§ THE REQUEST: Identify all lines in the data containing the string "Votos". Copy them out.

§ DATA PROVIDED:
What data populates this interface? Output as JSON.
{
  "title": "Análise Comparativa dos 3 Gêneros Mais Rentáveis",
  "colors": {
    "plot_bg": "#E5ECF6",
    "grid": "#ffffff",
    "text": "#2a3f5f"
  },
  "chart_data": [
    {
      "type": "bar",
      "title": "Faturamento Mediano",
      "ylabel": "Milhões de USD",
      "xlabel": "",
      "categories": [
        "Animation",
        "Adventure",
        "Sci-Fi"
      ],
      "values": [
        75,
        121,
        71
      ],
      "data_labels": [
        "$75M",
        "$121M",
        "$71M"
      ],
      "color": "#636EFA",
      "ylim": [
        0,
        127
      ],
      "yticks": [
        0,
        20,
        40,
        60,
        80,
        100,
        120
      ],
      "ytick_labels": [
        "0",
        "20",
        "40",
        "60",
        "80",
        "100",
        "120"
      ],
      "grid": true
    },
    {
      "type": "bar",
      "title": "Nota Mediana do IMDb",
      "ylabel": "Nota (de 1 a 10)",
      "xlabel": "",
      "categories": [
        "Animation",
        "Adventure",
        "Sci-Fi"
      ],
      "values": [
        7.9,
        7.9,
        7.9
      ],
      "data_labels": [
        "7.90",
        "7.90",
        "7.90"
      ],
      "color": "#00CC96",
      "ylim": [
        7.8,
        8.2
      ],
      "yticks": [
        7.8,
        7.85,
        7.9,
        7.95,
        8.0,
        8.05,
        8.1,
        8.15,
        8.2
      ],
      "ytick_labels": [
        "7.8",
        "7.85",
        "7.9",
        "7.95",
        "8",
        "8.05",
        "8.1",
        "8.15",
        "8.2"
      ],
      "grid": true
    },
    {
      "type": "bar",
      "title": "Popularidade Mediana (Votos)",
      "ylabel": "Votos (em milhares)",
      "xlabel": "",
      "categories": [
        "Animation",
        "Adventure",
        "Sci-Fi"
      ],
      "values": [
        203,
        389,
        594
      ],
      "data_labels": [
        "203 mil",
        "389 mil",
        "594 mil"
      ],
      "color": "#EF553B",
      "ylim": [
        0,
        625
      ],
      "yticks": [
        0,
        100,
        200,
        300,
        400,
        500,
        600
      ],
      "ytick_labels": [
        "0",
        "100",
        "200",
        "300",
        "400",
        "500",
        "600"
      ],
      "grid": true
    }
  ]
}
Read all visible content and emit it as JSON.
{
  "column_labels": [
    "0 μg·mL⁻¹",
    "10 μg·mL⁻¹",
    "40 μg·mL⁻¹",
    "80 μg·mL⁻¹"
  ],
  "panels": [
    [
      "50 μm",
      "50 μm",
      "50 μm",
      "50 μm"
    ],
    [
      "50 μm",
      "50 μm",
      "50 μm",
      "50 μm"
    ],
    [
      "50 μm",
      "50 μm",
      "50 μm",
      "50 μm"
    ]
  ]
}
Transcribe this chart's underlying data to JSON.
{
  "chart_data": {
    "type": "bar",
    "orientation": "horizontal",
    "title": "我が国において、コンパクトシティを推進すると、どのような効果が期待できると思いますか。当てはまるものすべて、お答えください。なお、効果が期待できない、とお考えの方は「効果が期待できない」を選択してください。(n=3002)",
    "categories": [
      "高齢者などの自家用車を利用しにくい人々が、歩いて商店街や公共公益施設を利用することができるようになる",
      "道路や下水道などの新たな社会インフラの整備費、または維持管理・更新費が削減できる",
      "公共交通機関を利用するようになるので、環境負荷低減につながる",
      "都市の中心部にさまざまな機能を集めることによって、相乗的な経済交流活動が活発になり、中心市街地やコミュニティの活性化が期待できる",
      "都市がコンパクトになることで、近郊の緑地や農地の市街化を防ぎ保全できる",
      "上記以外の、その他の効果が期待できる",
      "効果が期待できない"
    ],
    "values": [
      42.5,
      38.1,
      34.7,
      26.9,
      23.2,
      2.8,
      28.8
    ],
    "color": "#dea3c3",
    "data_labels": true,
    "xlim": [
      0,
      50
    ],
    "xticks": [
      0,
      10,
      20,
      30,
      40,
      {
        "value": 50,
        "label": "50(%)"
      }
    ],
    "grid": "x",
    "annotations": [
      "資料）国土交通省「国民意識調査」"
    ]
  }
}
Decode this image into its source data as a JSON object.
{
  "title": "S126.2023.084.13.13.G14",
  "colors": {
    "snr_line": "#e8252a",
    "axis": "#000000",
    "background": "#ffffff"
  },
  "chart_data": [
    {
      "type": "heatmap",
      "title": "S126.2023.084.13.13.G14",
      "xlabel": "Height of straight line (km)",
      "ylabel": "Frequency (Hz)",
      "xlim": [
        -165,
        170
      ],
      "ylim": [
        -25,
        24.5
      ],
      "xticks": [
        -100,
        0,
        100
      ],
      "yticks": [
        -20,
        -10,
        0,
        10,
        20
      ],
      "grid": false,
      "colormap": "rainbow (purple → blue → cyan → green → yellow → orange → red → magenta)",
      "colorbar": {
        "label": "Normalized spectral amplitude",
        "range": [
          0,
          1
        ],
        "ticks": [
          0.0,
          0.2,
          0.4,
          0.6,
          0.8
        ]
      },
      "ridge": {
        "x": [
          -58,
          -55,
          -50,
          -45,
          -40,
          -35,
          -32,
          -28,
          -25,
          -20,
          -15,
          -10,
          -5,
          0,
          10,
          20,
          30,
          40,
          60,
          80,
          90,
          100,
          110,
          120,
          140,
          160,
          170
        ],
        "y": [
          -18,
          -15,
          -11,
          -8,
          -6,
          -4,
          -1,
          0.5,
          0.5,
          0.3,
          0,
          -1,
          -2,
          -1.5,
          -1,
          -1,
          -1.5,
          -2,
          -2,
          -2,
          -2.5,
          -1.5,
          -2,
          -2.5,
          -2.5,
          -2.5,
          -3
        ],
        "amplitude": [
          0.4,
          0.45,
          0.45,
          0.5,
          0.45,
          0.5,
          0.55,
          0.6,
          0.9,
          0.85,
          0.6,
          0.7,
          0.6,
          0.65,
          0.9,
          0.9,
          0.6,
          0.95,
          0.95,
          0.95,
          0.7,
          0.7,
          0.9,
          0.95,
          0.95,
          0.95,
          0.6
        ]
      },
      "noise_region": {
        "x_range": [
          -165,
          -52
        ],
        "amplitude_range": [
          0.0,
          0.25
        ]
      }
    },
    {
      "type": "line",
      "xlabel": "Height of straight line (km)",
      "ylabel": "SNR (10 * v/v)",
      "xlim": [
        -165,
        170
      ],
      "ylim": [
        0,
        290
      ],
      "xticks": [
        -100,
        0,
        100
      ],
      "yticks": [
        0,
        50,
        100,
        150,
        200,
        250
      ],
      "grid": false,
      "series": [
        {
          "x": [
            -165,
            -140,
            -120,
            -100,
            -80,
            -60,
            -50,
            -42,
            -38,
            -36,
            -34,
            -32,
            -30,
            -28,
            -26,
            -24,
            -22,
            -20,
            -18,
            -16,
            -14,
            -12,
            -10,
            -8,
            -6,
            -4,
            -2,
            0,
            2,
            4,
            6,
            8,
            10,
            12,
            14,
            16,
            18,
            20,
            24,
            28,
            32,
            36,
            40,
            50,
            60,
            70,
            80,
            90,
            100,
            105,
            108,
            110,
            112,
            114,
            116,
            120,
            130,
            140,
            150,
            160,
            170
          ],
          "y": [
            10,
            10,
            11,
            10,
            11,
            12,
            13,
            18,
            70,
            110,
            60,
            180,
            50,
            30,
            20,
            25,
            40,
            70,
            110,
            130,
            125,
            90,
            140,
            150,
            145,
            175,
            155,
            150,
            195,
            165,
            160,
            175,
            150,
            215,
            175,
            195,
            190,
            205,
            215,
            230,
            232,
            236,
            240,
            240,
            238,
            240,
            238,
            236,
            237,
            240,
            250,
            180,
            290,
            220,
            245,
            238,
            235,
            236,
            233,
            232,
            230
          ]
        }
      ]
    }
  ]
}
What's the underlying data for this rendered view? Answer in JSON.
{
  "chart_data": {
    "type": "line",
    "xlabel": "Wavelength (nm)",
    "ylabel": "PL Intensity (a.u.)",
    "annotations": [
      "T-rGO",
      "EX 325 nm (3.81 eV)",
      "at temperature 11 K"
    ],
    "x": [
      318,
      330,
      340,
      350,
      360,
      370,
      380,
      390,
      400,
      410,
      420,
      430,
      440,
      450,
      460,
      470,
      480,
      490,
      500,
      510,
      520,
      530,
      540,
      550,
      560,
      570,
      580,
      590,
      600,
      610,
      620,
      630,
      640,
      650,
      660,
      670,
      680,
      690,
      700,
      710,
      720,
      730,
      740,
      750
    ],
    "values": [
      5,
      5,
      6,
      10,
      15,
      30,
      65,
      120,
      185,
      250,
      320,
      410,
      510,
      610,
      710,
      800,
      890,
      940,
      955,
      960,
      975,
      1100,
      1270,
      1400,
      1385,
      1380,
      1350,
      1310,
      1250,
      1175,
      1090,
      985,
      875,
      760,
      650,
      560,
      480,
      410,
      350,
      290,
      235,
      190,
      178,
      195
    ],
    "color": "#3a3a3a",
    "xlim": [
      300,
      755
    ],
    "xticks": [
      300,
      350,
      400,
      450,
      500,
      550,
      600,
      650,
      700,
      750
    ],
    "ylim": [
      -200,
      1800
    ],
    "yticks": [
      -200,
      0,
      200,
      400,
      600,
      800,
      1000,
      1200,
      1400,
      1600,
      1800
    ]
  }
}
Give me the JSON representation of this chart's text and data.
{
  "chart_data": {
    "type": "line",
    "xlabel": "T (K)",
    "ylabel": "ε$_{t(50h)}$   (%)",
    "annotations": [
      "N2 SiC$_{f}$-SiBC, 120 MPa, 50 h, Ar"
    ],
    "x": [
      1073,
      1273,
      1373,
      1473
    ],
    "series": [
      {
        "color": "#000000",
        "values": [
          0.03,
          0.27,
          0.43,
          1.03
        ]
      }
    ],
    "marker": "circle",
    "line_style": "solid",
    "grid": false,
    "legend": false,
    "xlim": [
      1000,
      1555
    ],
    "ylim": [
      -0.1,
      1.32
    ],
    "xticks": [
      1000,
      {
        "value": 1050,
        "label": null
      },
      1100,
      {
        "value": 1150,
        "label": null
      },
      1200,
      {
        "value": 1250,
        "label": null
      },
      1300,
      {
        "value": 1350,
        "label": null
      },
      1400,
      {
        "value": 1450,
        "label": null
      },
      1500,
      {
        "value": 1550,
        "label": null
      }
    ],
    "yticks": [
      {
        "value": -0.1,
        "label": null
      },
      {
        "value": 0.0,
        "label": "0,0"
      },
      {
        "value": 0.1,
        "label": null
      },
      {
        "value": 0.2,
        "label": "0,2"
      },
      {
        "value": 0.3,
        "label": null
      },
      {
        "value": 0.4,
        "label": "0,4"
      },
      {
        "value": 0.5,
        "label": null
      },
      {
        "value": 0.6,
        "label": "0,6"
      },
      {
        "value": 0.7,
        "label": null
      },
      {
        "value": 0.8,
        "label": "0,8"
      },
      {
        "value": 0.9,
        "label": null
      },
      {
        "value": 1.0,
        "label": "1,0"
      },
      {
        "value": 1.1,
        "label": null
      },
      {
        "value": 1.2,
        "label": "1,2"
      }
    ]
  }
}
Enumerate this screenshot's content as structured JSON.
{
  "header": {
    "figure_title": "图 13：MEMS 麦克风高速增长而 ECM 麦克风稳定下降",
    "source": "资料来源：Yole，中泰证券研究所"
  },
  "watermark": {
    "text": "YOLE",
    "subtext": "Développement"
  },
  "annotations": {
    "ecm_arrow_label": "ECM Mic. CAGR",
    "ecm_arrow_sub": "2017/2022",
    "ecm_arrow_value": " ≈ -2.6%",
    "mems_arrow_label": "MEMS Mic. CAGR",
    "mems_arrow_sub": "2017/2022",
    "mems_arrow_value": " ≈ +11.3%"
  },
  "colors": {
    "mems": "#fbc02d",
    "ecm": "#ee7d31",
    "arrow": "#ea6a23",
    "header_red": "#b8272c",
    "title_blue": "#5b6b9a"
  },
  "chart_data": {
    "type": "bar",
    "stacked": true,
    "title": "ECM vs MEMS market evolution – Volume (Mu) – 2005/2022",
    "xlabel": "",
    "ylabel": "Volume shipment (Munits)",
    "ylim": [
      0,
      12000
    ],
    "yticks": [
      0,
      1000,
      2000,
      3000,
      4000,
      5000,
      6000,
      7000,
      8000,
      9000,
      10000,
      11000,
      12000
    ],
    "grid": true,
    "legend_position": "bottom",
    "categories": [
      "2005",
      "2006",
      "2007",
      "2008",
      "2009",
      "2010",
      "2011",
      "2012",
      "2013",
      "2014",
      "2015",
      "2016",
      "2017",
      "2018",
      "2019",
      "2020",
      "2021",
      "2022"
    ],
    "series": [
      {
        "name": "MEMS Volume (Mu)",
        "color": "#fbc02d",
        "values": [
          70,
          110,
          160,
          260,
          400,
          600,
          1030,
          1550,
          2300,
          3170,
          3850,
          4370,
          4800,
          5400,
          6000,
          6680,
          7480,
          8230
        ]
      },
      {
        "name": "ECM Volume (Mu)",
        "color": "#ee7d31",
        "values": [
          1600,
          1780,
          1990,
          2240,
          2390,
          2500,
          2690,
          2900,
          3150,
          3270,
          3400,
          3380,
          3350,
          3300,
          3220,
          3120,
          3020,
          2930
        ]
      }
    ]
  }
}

§ RESPONSE:
      "title": "Popularidade Mediana (Votos)",
      "ylabel": "Votos (em milhares)",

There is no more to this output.